:: Reading passage
I'm from Az too ... but for me, below 75 it is freakin' cold! Lol. I'd be outside with layers of long sleeves and a jacket, plus a scarf. The things people must say ...


----------



## Cosmopolitics (Sep 20, 2007)

I'd like to get some more nice-looking bras and underwear, a nice pair of knee-high boots, a couple of sweaters, a couple more short skirts (they've become my new favorite alternative to shorts), more shirts (because I'm about ready to clean out my closet), and maybe a pair of Baby Phat jeans. 

 Quote:

   Originally Posted by *XShear* 

 
_I'm from Az too ... but for me, below 75 it is freakin' cold! Lol. I'd be outside with layers of long sleeves and a jacket, plus a scarf. The things people must say ... 
	

	
	
		
		

		
		
	


	


_

 
Oh, I can relate to that. I'm from Florida and if it drops below 65-70, you'll see me in a sweater. I went to northern New York for the summer (July 4th) and they had a cold spell, it was roughly 60 when we arrived. I was in a turtleneck sweater for half of the trip.


----------



## mzreyes (Sep 20, 2007)

I want...

-Boots! Lots of them! I particularly want these suede boots I saw at the mall. Knee-high, kinda slouchy looking, pointy toe, but they're flat.

-flats, flats, and more flats..

-a plaid jacket

-sweaters

-and some good 'ol plain tees!

-oh yea and jeans.. lots and lots of jeans!


----------



## trojanpopcorn (Sep 22, 2007)

oh yeah, let me add jeans to my list, and now that i got a job some of those real high high heals with the wedge on the toe bit. oh gosh, does that even make sense?!!


----------



## DropDeadDarling (Sep 23, 2007)
::::
:: Information provided
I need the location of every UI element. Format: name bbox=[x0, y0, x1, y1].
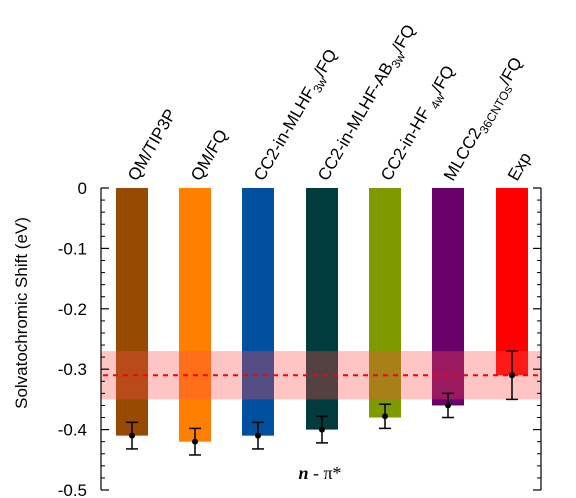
::::
### Exercise set
1. Repeat the clothing wish-list forum thread verbatim, everything from "## trojanpopcorn (Sep" down to "(Sep 23, 2007)".
2. Write what comes next in the clothing wish-list forum thread, beginning right after its final line.

### The results
1.
## trojanpopcorn (Sep 22, 2007)

oh yeah, let me add jeans to my list, and now that i got a job some of those real high high heals with the wedge on the toe bit. oh gosh, does that even make sense?!!


----------



## DropDeadDarling (Sep 23, 2007)

2.
Sweaters, sweaters, and more sweaters. I'm obsessed with them right now.

Big jewelry. Probably from Forever21...that stuff is so cute, but so cheap.

More jeans.


----------



## thestarsfall (Sep 24, 2007)

I want to get a nice casual coat with a faux fur trim on the hood and some nice-ish winter boots, kinda moccasin styled? knee high...

and some sweet sweaters and long sleeved girly tops (empire waist, deep vneck...)


----------



## Shimmer (Sep 24, 2007)

I just got a pair of knee high boots last night. Caramel colored and soft like buttah.


----------



## ambert9791 (Sep 24, 2007)

I want new make up, new flats I guess everyone likes them, new handbag I call it a purse lol, definately a new traincase,jeans, and sweaters non itchy. ick.


----------



## trojanpopcorn (Sep 25, 2007)

Everytime I check this thread I want more stuff! hehehe


----------



## Ms. Z (Sep 25, 2007)

Quote:

   Originally Posted by *XShear* 

 
_I'm from Az too ... but for me, below 75 it is freakin' cold! Lol. I'd be outside with layers of long sleeves and a jacket, plus a scarf. The things people must say ... 
	

	
	
		
		

		
		
	


	


_

 
They probably do, I have a co-worker like that and people (especially me) look at ther like she has lost her mind. She came in one spring day in 70something degree (it was this warm for over a week) weather wearing a button down shirt, corduroy jacket and a heavy leather coat....the rest of us were just wearing a shirt/top. Not only was it too warm for this ensemble, she made the major fashion faux pas of wearing winter attire during Spring.  Call the fashion police!

*2 coats (1 dress & 1 casual)*
*2 pairs gloves*
*Black knee high boots (I have few, but I have my eye on a new pair w/a trendy large buckle)*
*Black Pencil Skirt*
*A few new turtlenecks, t’s & blouses*


P.S. I also want that Pink Sephora traincase!


----------



## bella07 (Sep 28, 2007)

I'm trying to find a Herringbone coat!!


----------



## faifai (Sep 28, 2007)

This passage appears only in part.